** START **
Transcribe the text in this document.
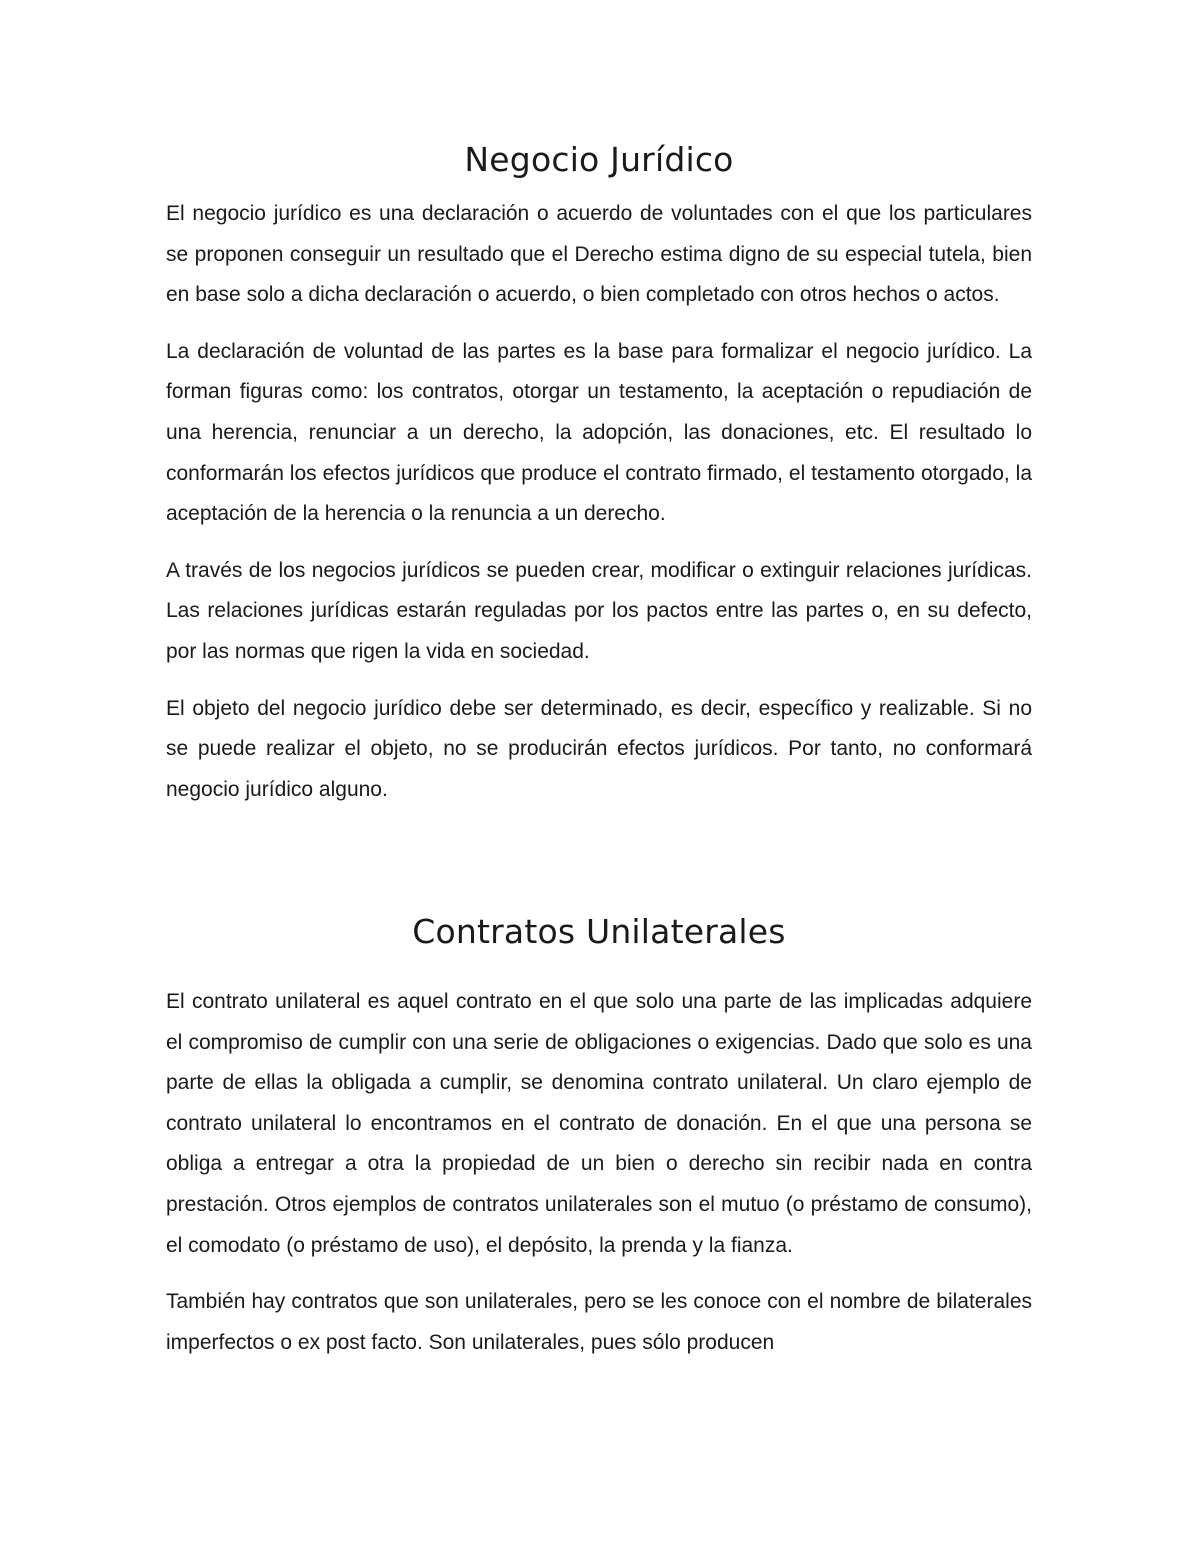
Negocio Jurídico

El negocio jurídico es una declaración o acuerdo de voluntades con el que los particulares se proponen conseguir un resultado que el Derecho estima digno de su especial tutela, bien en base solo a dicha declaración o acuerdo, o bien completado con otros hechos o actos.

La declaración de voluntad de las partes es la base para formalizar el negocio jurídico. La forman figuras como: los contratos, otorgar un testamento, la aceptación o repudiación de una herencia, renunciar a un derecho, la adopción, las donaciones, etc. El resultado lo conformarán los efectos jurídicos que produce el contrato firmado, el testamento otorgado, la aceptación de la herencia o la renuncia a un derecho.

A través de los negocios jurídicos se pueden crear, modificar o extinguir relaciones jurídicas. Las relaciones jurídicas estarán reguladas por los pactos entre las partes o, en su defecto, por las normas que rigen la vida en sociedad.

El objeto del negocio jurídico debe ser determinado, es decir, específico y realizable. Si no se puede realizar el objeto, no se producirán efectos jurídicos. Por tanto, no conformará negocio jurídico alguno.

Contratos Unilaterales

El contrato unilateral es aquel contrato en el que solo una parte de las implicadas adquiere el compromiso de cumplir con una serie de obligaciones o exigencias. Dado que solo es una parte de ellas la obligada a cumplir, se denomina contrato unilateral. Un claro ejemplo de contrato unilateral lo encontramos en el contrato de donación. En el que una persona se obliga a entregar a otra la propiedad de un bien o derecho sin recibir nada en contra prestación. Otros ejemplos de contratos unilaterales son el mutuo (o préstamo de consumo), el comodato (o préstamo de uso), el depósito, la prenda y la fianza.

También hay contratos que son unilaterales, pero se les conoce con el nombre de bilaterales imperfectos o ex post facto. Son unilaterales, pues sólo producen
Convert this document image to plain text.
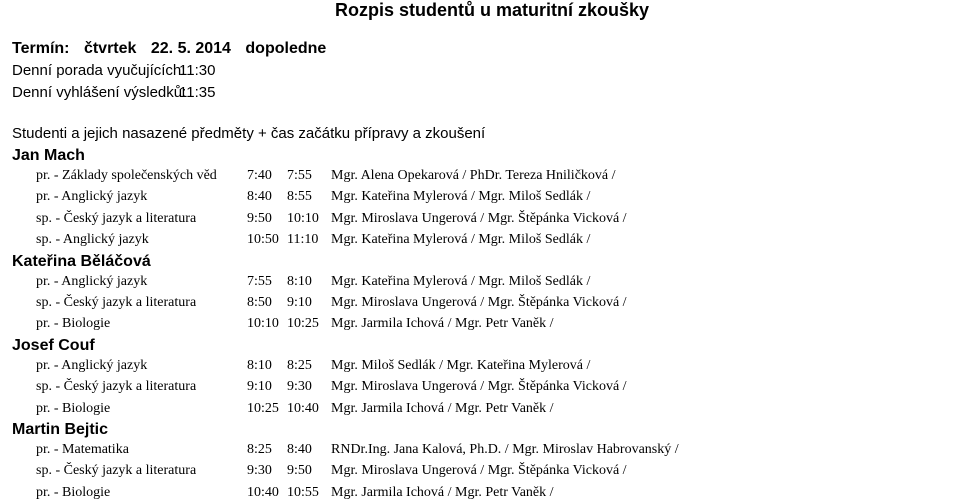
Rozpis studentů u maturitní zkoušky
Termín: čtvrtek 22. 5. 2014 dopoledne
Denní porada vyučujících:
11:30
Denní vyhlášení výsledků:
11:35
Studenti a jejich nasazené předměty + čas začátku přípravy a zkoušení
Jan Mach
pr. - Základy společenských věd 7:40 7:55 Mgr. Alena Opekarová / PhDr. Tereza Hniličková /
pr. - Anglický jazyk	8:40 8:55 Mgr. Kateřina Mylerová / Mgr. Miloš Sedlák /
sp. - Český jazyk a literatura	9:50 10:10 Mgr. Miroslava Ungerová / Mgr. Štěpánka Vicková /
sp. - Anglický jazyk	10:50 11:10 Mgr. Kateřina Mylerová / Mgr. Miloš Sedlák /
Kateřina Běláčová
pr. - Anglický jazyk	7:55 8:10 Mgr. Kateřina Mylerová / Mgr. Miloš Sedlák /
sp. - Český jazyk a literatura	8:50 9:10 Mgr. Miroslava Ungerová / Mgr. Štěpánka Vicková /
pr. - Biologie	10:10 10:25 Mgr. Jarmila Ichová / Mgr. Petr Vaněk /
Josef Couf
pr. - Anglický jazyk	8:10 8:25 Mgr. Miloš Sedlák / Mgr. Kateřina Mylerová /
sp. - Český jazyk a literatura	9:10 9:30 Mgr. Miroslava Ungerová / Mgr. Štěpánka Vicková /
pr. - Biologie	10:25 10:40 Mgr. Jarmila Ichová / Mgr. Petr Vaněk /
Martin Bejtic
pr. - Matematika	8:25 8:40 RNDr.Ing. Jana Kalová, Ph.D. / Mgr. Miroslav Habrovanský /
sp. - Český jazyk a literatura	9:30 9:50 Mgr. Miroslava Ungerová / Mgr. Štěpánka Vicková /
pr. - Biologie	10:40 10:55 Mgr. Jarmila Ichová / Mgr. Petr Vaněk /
** END **
** START **
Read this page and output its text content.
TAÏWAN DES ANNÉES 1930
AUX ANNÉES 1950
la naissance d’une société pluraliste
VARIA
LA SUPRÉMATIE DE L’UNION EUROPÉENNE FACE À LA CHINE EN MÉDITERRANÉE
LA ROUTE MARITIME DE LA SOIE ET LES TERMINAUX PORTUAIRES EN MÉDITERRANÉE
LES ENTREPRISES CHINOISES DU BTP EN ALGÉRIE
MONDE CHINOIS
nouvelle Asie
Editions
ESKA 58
** END **
** START **
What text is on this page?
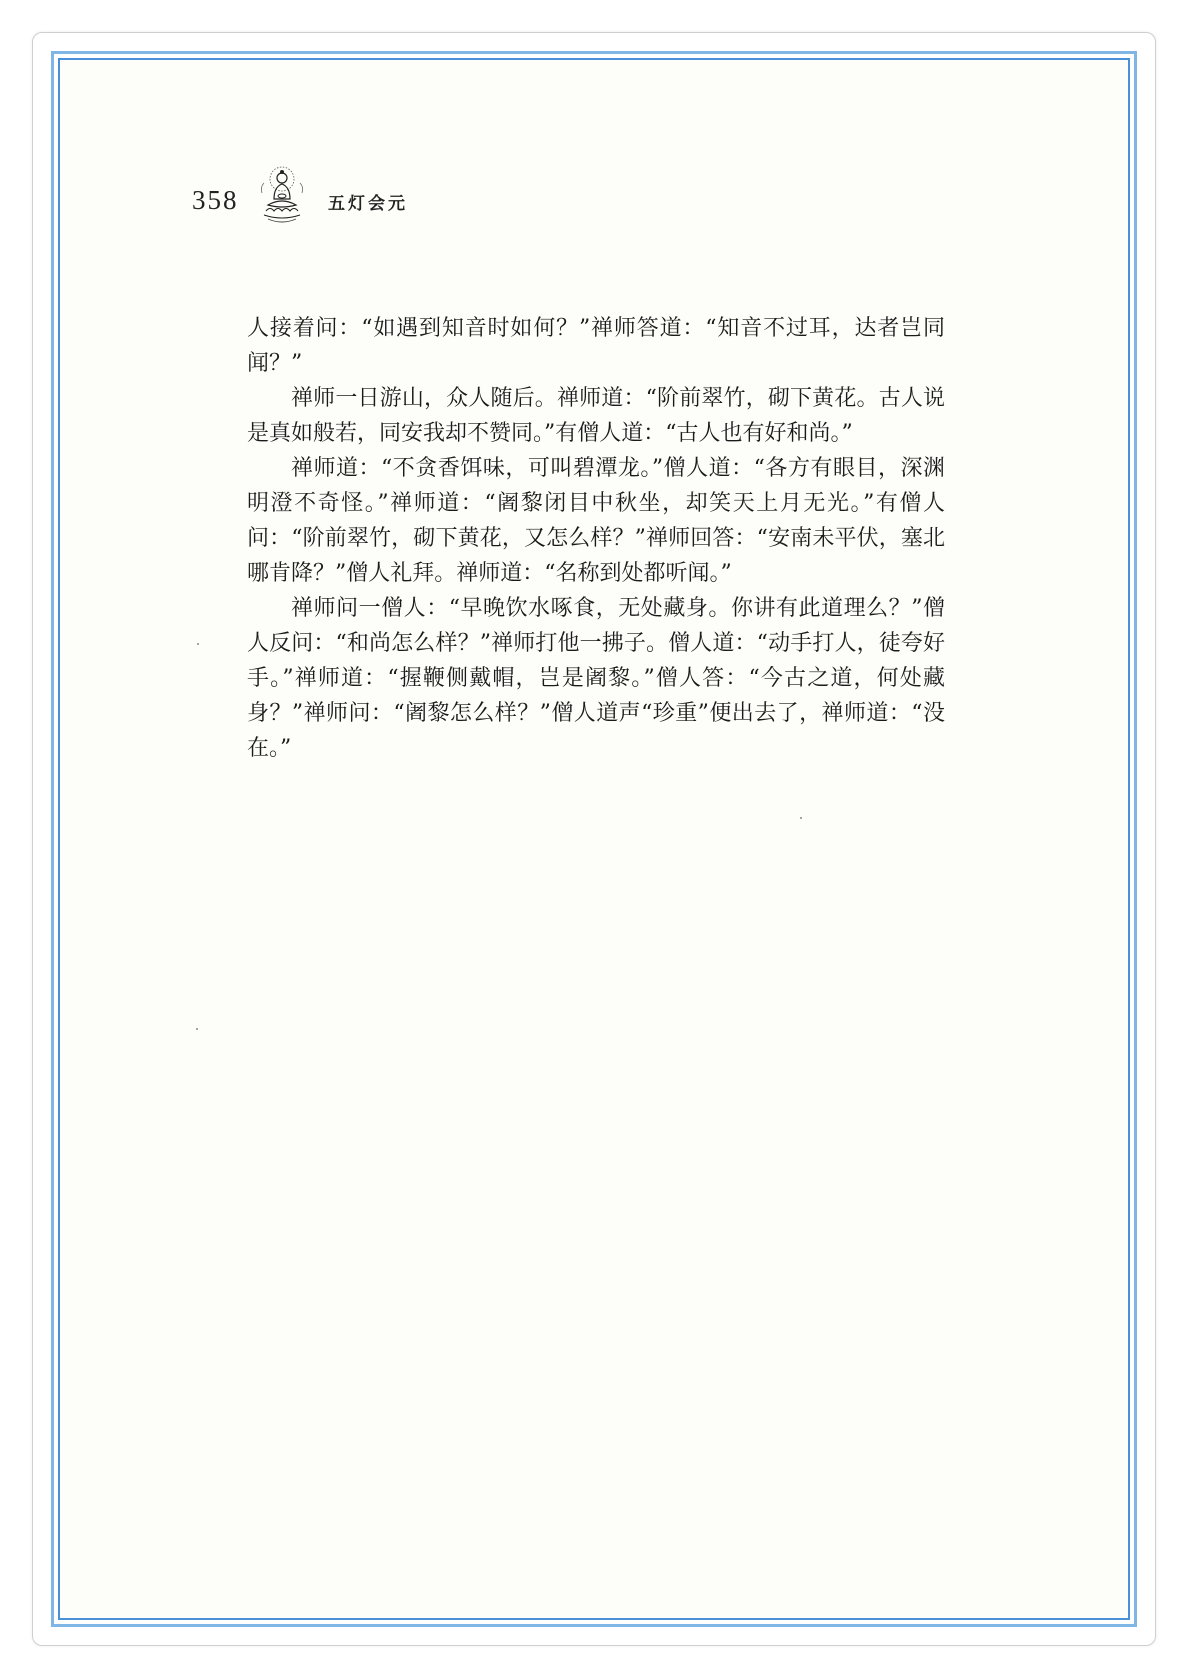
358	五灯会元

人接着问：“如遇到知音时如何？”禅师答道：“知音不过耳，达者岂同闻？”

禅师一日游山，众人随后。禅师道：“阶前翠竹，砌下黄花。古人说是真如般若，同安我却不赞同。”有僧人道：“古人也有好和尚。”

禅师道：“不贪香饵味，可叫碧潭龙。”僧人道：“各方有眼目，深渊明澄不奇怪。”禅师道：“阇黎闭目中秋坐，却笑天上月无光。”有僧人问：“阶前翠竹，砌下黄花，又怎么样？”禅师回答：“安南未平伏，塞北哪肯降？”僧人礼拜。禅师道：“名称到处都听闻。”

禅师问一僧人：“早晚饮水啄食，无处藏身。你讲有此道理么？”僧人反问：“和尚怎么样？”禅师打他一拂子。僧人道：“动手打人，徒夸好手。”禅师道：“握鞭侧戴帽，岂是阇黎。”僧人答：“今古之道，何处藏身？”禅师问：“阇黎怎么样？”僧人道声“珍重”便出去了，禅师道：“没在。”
** END **
▶ **Task statement**:
Check each line of the records for the word "ANNÉES", and show the lines that contain it.

▶ **Exercise solution**:
TAÏWAN DES ANNÉES 1930
AUX ANNÉES 1950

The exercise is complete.